Output only the lines from the one holding "What's the underlying" to the end of the data below, please, copied exactly.

┌─ Data to use

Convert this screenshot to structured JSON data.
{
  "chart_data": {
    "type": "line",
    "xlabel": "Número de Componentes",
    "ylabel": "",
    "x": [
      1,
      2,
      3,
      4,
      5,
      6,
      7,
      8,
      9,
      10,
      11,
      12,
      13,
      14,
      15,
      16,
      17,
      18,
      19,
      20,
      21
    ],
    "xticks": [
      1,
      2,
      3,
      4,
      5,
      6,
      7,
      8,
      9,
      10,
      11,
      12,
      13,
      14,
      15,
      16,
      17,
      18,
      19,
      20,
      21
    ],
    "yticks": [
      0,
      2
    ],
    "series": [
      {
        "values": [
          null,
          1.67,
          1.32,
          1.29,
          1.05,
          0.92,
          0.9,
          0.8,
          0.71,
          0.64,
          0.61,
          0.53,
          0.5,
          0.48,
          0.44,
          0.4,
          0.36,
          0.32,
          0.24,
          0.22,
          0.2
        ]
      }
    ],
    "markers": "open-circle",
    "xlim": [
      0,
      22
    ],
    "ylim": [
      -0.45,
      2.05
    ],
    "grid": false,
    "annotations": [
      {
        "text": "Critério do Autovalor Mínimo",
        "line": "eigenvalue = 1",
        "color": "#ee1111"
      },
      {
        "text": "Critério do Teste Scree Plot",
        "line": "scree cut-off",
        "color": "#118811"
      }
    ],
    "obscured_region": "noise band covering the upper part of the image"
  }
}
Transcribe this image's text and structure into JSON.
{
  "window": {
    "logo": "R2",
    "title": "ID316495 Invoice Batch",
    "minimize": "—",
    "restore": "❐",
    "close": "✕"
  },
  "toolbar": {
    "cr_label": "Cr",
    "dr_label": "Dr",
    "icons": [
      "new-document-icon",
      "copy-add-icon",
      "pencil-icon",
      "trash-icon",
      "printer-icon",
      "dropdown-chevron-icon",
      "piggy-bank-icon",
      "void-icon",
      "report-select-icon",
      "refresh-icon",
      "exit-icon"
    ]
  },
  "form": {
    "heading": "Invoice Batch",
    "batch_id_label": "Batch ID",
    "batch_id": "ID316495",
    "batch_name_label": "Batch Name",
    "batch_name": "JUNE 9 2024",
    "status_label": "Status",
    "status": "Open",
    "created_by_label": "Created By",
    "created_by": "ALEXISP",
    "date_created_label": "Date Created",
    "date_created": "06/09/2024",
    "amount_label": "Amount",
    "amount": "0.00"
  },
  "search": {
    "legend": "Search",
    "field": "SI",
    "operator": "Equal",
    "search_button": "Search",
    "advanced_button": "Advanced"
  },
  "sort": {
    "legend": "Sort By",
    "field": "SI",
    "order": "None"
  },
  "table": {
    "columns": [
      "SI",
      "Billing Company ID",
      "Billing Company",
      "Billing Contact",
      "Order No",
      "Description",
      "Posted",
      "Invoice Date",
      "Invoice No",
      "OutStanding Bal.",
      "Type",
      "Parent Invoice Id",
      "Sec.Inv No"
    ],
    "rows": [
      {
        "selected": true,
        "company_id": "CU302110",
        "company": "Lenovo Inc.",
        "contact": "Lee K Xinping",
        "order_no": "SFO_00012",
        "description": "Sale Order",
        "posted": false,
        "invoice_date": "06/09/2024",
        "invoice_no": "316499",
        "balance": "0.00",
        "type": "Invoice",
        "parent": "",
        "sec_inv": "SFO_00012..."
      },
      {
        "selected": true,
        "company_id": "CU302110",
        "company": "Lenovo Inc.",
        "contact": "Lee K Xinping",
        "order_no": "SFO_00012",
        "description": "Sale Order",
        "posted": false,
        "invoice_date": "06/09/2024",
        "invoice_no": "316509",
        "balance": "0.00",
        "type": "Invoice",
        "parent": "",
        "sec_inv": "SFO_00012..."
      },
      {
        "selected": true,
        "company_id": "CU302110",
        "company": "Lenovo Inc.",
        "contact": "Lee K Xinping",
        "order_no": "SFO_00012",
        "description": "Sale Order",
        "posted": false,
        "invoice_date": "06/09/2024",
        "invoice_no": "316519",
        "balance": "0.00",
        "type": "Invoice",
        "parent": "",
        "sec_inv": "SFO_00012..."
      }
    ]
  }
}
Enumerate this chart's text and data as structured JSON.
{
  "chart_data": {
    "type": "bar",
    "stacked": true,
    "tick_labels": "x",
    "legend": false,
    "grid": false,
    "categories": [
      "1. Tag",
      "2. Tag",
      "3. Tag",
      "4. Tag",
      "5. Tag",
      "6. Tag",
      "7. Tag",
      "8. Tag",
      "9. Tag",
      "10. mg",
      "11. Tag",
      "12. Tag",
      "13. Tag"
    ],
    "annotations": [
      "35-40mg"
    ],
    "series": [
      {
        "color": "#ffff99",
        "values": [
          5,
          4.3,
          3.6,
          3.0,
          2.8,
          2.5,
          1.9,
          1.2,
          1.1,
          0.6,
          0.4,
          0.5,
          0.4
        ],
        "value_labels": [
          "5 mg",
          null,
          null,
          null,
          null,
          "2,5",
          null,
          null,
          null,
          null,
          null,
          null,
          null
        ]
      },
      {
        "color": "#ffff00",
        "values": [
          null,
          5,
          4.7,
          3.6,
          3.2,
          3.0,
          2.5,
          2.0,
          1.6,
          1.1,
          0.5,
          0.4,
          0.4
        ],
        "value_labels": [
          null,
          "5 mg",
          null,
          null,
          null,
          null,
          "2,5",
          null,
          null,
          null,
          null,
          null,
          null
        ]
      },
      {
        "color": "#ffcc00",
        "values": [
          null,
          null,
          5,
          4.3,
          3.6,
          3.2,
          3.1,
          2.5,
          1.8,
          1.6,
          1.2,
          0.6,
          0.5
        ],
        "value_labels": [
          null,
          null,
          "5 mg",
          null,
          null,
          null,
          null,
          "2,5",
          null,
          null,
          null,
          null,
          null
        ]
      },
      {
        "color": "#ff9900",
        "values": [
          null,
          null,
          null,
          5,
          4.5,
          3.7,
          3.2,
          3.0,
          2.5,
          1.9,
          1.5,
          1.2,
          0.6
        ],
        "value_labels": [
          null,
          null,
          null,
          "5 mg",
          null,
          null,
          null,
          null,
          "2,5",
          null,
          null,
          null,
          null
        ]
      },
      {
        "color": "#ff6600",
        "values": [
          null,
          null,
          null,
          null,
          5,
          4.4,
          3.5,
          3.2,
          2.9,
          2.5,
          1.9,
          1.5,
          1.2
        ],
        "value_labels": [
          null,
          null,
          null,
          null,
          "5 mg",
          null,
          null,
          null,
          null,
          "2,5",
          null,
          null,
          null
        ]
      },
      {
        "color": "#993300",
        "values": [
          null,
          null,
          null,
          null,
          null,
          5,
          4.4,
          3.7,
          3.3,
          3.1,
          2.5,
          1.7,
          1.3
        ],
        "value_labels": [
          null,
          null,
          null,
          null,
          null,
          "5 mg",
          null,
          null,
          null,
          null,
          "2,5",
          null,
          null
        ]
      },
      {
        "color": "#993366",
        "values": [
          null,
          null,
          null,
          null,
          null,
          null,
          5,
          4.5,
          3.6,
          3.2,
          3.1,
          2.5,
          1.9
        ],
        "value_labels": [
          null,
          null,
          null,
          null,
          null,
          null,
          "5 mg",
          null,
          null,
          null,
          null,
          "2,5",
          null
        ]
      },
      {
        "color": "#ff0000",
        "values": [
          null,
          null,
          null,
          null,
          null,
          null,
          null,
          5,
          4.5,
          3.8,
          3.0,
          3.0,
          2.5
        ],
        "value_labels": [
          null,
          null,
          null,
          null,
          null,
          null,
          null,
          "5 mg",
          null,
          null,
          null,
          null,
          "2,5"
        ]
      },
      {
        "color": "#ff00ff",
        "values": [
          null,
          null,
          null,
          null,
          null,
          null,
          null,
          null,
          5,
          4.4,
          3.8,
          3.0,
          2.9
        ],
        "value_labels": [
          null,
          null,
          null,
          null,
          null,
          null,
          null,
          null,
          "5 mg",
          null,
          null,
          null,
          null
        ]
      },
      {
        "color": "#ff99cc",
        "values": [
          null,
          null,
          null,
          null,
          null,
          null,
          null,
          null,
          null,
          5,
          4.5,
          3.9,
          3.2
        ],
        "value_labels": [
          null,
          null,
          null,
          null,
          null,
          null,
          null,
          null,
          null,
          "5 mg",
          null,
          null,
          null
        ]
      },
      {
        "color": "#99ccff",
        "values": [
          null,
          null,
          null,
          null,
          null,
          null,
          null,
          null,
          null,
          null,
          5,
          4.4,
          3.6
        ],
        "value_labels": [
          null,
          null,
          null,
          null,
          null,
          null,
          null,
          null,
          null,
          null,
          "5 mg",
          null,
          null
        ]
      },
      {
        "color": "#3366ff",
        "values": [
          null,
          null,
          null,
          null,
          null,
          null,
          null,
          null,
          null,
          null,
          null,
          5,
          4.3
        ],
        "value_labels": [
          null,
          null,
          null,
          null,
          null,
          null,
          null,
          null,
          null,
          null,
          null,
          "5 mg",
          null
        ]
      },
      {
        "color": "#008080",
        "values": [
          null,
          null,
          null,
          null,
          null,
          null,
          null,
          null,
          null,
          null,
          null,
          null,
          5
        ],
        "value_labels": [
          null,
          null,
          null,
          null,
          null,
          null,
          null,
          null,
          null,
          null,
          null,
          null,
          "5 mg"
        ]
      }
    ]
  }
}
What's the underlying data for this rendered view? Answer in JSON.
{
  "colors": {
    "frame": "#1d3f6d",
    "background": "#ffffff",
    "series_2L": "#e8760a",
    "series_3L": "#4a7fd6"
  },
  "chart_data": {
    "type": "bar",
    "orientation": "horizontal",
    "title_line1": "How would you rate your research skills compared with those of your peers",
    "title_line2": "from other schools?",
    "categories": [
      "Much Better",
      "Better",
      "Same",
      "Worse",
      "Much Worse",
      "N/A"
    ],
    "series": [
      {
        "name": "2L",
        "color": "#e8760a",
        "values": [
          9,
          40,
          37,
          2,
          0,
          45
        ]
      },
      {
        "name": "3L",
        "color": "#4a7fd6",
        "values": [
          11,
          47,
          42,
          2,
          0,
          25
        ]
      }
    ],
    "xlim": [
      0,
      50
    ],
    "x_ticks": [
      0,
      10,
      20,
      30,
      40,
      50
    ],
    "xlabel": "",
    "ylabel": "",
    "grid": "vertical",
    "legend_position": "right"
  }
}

└─

Solution:
What's the underlying data for this rendered view? Answer in JSON.
{
  "colors": {
    "frame": "#1d3f6d",
    "background": "#ffffff",
    "series_2L": "#e8760a",
    "series_3L": "#4a7fd6"
  },
  "chart_data": {
    "type": "bar",
    "orientation": "horizontal",
    "title_line1": "How would you rate your research skills compared with those of your peers",
    "title_line2": "from other schools?",
    "categories": [
      "Much Better",
      "Better",
      "Same",
      "Worse",
      "Much Worse",
      "N/A"
    ],
    "series": [
      {
        "name": "2L",
        "color": "#e8760a",
        "values": [
          9,
          40,
          37,
          2,
          0,
          45
        ]
      },
      {
        "name": "3L",
        "color": "#4a7fd6",
        "values": [
          11,
          47,
          42,
          2,
          0,
          25
        ]
      }
    ],
    "xlim": [
      0,
      50
    ],
    "x_ticks": [
      0,
      10,
      20,
      30,
      40,
      50
    ],
    "xlabel": "",
    "ylabel": "",
    "grid": "vertical",
    "legend_position": "right"
  }
}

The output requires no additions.